§ **Items from a dataset**:

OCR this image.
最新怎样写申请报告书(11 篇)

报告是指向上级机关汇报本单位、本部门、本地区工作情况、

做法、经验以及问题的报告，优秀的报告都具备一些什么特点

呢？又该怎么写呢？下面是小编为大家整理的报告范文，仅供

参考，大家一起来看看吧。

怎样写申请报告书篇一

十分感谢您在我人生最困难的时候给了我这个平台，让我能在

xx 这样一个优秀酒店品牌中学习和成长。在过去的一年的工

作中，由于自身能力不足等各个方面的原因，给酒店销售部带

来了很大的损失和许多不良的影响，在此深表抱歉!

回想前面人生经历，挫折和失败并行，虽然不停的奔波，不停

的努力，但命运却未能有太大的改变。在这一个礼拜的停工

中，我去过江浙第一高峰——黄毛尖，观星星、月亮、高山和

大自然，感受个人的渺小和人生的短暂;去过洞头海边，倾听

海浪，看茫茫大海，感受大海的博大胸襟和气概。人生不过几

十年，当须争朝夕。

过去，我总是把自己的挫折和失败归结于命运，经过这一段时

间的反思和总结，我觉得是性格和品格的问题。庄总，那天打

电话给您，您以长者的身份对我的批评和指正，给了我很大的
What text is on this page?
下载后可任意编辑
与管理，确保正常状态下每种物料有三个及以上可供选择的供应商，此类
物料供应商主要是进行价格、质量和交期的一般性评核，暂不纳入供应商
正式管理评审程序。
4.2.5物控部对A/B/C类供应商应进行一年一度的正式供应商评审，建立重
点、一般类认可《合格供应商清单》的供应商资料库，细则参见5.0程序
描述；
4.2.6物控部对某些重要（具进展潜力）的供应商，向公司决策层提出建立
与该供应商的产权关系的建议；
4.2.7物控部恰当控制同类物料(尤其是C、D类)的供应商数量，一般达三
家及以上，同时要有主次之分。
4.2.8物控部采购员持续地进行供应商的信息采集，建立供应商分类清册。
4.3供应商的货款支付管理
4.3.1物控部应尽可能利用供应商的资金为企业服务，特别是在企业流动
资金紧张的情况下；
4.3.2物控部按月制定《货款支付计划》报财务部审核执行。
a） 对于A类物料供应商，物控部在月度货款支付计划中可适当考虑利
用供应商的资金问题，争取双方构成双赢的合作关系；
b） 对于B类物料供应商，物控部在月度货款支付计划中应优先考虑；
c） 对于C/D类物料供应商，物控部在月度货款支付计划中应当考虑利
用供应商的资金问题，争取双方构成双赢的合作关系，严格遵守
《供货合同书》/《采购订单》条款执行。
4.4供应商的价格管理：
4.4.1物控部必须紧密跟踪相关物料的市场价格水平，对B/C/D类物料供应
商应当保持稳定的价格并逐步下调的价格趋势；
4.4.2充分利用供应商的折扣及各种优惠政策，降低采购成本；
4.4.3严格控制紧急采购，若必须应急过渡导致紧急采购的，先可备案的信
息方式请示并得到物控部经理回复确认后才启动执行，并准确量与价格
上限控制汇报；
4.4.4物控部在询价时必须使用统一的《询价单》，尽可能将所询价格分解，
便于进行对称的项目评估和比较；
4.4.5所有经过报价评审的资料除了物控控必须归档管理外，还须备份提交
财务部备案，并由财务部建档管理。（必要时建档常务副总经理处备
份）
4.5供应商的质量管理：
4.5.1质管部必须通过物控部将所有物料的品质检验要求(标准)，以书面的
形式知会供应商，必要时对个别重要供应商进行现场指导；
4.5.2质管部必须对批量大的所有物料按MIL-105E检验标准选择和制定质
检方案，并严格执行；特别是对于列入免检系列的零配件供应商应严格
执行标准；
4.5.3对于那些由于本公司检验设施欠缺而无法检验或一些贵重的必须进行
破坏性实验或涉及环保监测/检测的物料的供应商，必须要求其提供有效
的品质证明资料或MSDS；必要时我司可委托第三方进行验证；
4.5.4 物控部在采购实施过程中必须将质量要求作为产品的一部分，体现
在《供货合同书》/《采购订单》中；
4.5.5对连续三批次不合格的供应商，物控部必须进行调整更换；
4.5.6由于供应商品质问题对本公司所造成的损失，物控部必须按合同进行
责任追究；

§ **EXERCISE DETAILS**: Every entry must be output again, exactly as written above.

§ **OUTPUT BELOW**:
OCR this image.
最新怎样写申请报告书(11 篇)

报告是指向上级机关汇报本单位、本部门、本地区工作情况、

做法、经验以及问题的报告，优秀的报告都具备一些什么特点

呢？又该怎么写呢？下面是小编为大家整理的报告范文，仅供

参考，大家一起来看看吧。

怎样写申请报告书篇一

十分感谢您在我人生最困难的时候给了我这个平台，让我能在

xx 这样一个优秀酒店品牌中学习和成长。在过去的一年的工

作中，由于自身能力不足等各个方面的原因，给酒店销售部带

来了很大的损失和许多不良的影响，在此深表抱歉!

回想前面人生经历，挫折和失败并行，虽然不停的奔波，不停

的努力，但命运却未能有太大的改变。在这一个礼拜的停工

中，我去过江浙第一高峰——黄毛尖，观星星、月亮、高山和

大自然，感受个人的渺小和人生的短暂;去过洞头海边，倾听

海浪，看茫茫大海，感受大海的博大胸襟和气概。人生不过几

十年，当须争朝夕。

过去，我总是把自己的挫折和失败归结于命运，经过这一段时

间的反思和总结，我觉得是性格和品格的问题。庄总，那天打

电话给您，您以长者的身份对我的批评和指正，给了我很大的
What text is on this page?
下载后可任意编辑
与管理，确保正常状态下每种物料有三个及以上可供选择的供应商，此类
物料供应商主要是进行价格、质量和交期的一般性评核，暂不纳入供应商
正式管理评审程序。
4.2.5物控部对A/B/C类供应商应进行一年一度的正式供应商评审，建立重
点、一般类认可《合格供应商清单》的供应商资料库，细则参见5.0程序
描述；
4.2.6物控部对某些重要（具进展潜力）的供应商，向公司决策层提出建立
与该供应商的产权关系的建议；
4.2.7物控部恰当控制同类物料(尤其是C、D类)的供应商数量，一般达三
家及以上，同时要有主次之分。
4.2.8物控部采购员持续地进行供应商的信息采集，建立供应商分类清册。
4.3供应商的货款支付管理
4.3.1物控部应尽可能利用供应商的资金为企业服务，特别是在企业流动
资金紧张的情况下；
4.3.2物控部按月制定《货款支付计划》报财务部审核执行。
a） 对于A类物料供应商，物控部在月度货款支付计划中可适当考虑利
用供应商的资金问题，争取双方构成双赢的合作关系；
b） 对于B类物料供应商，物控部在月度货款支付计划中应优先考虑；
c） 对于C/D类物料供应商，物控部在月度货款支付计划中应当考虑利
用供应商的资金问题，争取双方构成双赢的合作关系，严格遵守
《供货合同书》/《采购订单》条款执行。
4.4供应商的价格管理：
4.4.1物控部必须紧密跟踪相关物料的市场价格水平，对B/C/D类物料供应
商应当保持稳定的价格并逐步下调的价格趋势；
4.4.2充分利用供应商的折扣及各种优惠政策，降低采购成本；
4.4.3严格控制紧急采购，若必须应急过渡导致紧急采购的，先可备案的信
息方式请示并得到物控部经理回复确认后才启动执行，并准确量与价格
上限控制汇报；
4.4.4物控部在询价时必须使用统一的《询价单》，尽可能将所询价格分解，
便于进行对称的项目评估和比较；
4.4.5所有经过报价评审的资料除了物控控必须归档管理外，还须备份提交
财务部备案，并由财务部建档管理。（必要时建档常务副总经理处备
份）
4.5供应商的质量管理：
4.5.1质管部必须通过物控部将所有物料的品质检验要求(标准)，以书面的
形式知会供应商，必要时对个别重要供应商进行现场指导；
4.5.2质管部必须对批量大的所有物料按MIL-105E检验标准选择和制定质
检方案，并严格执行；特别是对于列入免检系列的零配件供应商应严格
执行标准；
4.5.3对于那些由于本公司检验设施欠缺而无法检验或一些贵重的必须进行
破坏性实验或涉及环保监测/检测的物料的供应商，必须要求其提供有效
的品质证明资料或MSDS；必要时我司可委托第三方进行验证；
4.5.4 物控部在采购实施过程中必须将质量要求作为产品的一部分，体现
在《供货合同书》/《采购订单》中；
4.5.5对连续三批次不合格的供应商，物控部必须进行调整更换；
4.5.6由于供应商品质问题对本公司所造成的损失，物控部必须按合同进行
责任追究；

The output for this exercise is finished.